Goal:
Reproduce every entry exactly.

Source records:
____

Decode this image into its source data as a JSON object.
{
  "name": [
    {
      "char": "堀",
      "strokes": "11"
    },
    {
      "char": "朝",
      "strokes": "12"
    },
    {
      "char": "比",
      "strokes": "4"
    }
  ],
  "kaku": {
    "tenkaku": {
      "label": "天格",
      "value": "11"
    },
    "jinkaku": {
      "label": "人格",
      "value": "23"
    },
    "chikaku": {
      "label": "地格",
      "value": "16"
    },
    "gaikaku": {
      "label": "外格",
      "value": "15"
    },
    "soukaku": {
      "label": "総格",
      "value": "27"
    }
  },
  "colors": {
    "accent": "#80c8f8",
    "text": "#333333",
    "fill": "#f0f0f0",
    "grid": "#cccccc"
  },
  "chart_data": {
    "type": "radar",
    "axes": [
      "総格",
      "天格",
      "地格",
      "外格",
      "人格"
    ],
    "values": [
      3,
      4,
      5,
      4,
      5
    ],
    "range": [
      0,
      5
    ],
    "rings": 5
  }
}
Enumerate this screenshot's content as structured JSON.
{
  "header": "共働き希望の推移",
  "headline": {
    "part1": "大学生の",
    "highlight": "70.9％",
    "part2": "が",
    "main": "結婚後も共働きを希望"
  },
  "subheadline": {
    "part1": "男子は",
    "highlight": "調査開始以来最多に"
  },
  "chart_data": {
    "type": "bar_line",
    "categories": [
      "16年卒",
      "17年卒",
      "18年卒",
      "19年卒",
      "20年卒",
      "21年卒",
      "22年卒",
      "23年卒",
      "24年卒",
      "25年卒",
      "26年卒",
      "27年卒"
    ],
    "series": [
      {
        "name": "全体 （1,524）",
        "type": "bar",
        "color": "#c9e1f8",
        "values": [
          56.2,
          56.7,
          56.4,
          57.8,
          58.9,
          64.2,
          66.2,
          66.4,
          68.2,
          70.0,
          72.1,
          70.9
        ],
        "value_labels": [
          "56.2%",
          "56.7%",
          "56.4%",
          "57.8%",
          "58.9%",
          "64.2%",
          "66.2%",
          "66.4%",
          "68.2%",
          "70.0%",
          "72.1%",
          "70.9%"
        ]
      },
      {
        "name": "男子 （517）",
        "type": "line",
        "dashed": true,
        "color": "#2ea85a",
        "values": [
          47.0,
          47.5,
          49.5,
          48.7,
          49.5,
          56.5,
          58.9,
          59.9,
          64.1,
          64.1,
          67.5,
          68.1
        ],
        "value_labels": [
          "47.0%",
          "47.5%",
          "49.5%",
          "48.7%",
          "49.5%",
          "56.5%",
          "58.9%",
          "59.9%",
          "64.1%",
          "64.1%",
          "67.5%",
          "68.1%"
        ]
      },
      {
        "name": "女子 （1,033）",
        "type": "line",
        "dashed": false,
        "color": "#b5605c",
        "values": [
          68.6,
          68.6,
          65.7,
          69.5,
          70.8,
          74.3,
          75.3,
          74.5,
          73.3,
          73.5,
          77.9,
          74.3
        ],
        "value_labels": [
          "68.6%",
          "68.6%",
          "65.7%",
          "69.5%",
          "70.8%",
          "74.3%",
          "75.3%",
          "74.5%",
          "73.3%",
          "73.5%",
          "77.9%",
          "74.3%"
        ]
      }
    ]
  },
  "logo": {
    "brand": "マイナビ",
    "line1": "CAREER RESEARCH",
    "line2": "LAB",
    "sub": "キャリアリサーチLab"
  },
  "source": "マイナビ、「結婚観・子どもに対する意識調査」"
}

____

Finished exercise:
Decode this image into its source data as a JSON object.
{
  "name": [
    {
      "char": "堀",
      "strokes": "11"
    },
    {
      "char": "朝",
      "strokes": "12"
    },
    {
      "char": "比",
      "strokes": "4"
    }
  ],
  "kaku": {
    "tenkaku": {
      "label": "天格",
      "value": "11"
    },
    "jinkaku": {
      "label": "人格",
      "value": "23"
    },
    "chikaku": {
      "label": "地格",
      "value": "16"
    },
    "gaikaku": {
      "label": "外格",
      "value": "15"
    },
    "soukaku": {
      "label": "総格",
      "value": "27"
    }
  },
  "colors": {
    "accent": "#80c8f8",
    "text": "#333333",
    "fill": "#f0f0f0",
    "grid": "#cccccc"
  },
  "chart_data": {
    "type": "radar",
    "axes": [
      "総格",
      "天格",
      "地格",
      "外格",
      "人格"
    ],
    "values": [
      3,
      4,
      5,
      4,
      5
    ],
    "range": [
      0,
      5
    ],
    "rings": 5
  }
}
Enumerate this screenshot's content as structured JSON.
{
  "header": "共働き希望の推移",
  "headline": {
    "part1": "大学生の",
    "highlight": "70.9％",
    "part2": "が",
    "main": "結婚後も共働きを希望"
  },
  "subheadline": {
    "part1": "男子は",
    "highlight": "調査開始以来最多に"
  },
  "chart_data": {
    "type": "bar_line",
    "categories": [
      "16年卒",
      "17年卒",
      "18年卒",
      "19年卒",
      "20年卒",
      "21年卒",
      "22年卒",
      "23年卒",
      "24年卒",
      "25年卒",
      "26年卒",
      "27年卒"
    ],
    "series": [
      {
        "name": "全体 （1,524）",
        "type": "bar",
        "color": "#c9e1f8",
        "values": [
          56.2,
          56.7,
          56.4,
          57.8,
          58.9,
          64.2,
          66.2,
          66.4,
          68.2,
          70.0,
          72.1,
          70.9
        ],
        "value_labels": [
          "56.2%",
          "56.7%",
          "56.4%",
          "57.8%",
          "58.9%",
          "64.2%",
          "66.2%",
          "66.4%",
          "68.2%",
          "70.0%",
          "72.1%",
          "70.9%"
        ]
      },
      {
        "name": "男子 （517）",
        "type": "line",
        "dashed": true,
        "color": "#2ea85a",
        "values": [
          47.0,
          47.5,
          49.5,
          48.7,
          49.5,
          56.5,
          58.9,
          59.9,
          64.1,
          64.1,
          67.5,
          68.1
        ],
        "value_labels": [
          "47.0%",
          "47.5%",
          "49.5%",
          "48.7%",
          "49.5%",
          "56.5%",
          "58.9%",
          "59.9%",
          "64.1%",
          "64.1%",
          "67.5%",
          "68.1%"
        ]
      },
      {
        "name": "女子 （1,033）",
        "type": "line",
        "dashed": false,
        "color": "#b5605c",
        "values": [
          68.6,
          68.6,
          65.7,
          69.5,
          70.8,
          74.3,
          75.3,
          74.5,
          73.3,
          73.5,
          77.9,
          74.3
        ],
        "value_labels": [
          "68.6%",
          "68.6%",
          "65.7%",
          "69.5%",
          "70.8%",
          "74.3%",
          "75.3%",
          "74.5%",
          "73.3%",
          "73.5%",
          "77.9%",
          "74.3%"
        ]
      }
    ]
  },
  "logo": {
    "brand": "マイナビ",
    "line1": "CAREER RESEARCH",
    "line2": "LAB",
    "sub": "キャリアリサーチLab"
  },
  "source": "マイナビ、「結婚観・子どもに対する意識調査」"
}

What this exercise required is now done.